Your task: Set the following entries down again exactly, line by line.

______

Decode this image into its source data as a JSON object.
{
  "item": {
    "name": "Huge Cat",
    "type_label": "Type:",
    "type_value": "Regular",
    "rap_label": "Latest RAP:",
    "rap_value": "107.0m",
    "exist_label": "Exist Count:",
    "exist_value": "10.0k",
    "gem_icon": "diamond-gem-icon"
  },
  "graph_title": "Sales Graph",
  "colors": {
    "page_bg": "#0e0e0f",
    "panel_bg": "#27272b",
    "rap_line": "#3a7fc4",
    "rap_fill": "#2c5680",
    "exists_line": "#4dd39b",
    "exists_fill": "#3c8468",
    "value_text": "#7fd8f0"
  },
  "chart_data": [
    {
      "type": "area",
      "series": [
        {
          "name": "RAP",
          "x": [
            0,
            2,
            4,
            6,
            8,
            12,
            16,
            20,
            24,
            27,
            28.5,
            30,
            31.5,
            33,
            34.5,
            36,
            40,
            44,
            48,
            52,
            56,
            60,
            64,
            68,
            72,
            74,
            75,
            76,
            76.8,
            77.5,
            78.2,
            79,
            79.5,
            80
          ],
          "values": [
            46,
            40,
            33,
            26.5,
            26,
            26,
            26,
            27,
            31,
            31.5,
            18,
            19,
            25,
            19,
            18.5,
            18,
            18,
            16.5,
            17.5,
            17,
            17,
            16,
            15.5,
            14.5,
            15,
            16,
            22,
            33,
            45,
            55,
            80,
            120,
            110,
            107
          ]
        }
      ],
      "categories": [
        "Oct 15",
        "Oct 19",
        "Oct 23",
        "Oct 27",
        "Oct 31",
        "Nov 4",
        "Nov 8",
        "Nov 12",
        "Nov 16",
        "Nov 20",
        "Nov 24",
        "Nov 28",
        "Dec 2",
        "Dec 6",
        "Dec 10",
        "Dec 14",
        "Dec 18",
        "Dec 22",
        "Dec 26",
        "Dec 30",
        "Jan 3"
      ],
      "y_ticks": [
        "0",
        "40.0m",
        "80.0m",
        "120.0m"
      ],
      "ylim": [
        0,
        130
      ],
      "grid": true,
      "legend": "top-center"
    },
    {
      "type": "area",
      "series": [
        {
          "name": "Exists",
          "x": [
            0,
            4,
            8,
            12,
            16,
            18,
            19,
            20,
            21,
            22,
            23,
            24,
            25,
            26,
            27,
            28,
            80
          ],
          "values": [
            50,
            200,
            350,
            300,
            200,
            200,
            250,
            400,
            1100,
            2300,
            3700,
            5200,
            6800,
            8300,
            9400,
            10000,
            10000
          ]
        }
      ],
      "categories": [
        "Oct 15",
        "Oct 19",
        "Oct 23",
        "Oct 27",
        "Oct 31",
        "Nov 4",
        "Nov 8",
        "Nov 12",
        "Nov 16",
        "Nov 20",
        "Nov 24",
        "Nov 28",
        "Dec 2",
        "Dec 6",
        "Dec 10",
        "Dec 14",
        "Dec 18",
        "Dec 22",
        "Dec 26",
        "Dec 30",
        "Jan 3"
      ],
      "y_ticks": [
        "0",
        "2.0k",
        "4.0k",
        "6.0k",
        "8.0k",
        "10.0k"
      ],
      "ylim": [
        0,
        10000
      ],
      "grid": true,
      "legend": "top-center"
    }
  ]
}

______

Answer to this problem:
Decode this image into its source data as a JSON object.
{
  "item": {
    "name": "Huge Cat",
    "type_label": "Type:",
    "type_value": "Regular",
    "rap_label": "Latest RAP:",
    "rap_value": "107.0m",
    "exist_label": "Exist Count:",
    "exist_value": "10.0k",
    "gem_icon": "diamond-gem-icon"
  },
  "graph_title": "Sales Graph",
  "colors": {
    "page_bg": "#0e0e0f",
    "panel_bg": "#27272b",
    "rap_line": "#3a7fc4",
    "rap_fill": "#2c5680",
    "exists_line": "#4dd39b",
    "exists_fill": "#3c8468",
    "value_text": "#7fd8f0"
  },
  "chart_data": [
    {
      "type": "area",
      "series": [
        {
          "name": "RAP",
          "x": [
            0,
            2,
            4,
            6,
            8,
            12,
            16,
            20,
            24,
            27,
            28.5,
            30,
            31.5,
            33,
            34.5,
            36,
            40,
            44,
            48,
            52,
            56,
            60,
            64,
            68,
            72,
            74,
            75,
            76,
            76.8,
            77.5,
            78.2,
            79,
            79.5,
            80
          ],
          "values": [
            46,
            40,
            33,
            26.5,
            26,
            26,
            26,
            27,
            31,
            31.5,
            18,
            19,
            25,
            19,
            18.5,
            18,
            18,
            16.5,
            17.5,
            17,
            17,
            16,
            15.5,
            14.5,
            15,
            16,
            22,
            33,
            45,
            55,
            80,
            120,
            110,
            107
          ]
        }
      ],
      "categories": [
        "Oct 15",
        "Oct 19",
        "Oct 23",
        "Oct 27",
        "Oct 31",
        "Nov 4",
        "Nov 8",
        "Nov 12",
        "Nov 16",
        "Nov 20",
        "Nov 24",
        "Nov 28",
        "Dec 2",
        "Dec 6",
        "Dec 10",
        "Dec 14",
        "Dec 18",
        "Dec 22",
        "Dec 26",
        "Dec 30",
        "Jan 3"
      ],
      "y_ticks": [
        "0",
        "40.0m",
        "80.0m",
        "120.0m"
      ],
      "ylim": [
        0,
        130
      ],
      "grid": true,
      "legend": "top-center"
    },
    {
      "type": "area",
      "series": [
        {
          "name": "Exists",
          "x": [
            0,
            4,
            8,
            12,
            16,
            18,
            19,
            20,
            21,
            22,
            23,
            24,
            25,
            26,
            27,
            28,
            80
          ],
          "values": [
            50,
            200,
            350,
            300,
            200,
            200,
            250,
            400,
            1100,
            2300,
            3700,
            5200,
            6800,
            8300,
            9400,
            10000,
            10000
          ]
        }
      ],
      "categories": [
        "Oct 15",
        "Oct 19",
        "Oct 23",
        "Oct 27",
        "Oct 31",
        "Nov 4",
        "Nov 8",
        "Nov 12",
        "Nov 16",
        "Nov 20",
        "Nov 24",
        "Nov 28",
        "Dec 2",
        "Dec 6",
        "Dec 10",
        "Dec 14",
        "Dec 18",
        "Dec 22",
        "Dec 26",
        "Dec 30",
        "Jan 3"
      ],
      "y_ticks": [
        "0",
        "2.0k",
        "4.0k",
        "6.0k",
        "8.0k",
        "10.0k"
      ],
      "ylim": [
        0,
        10000
      ],
      "grid": true,
      "legend": "top-center"
    }
  ]
}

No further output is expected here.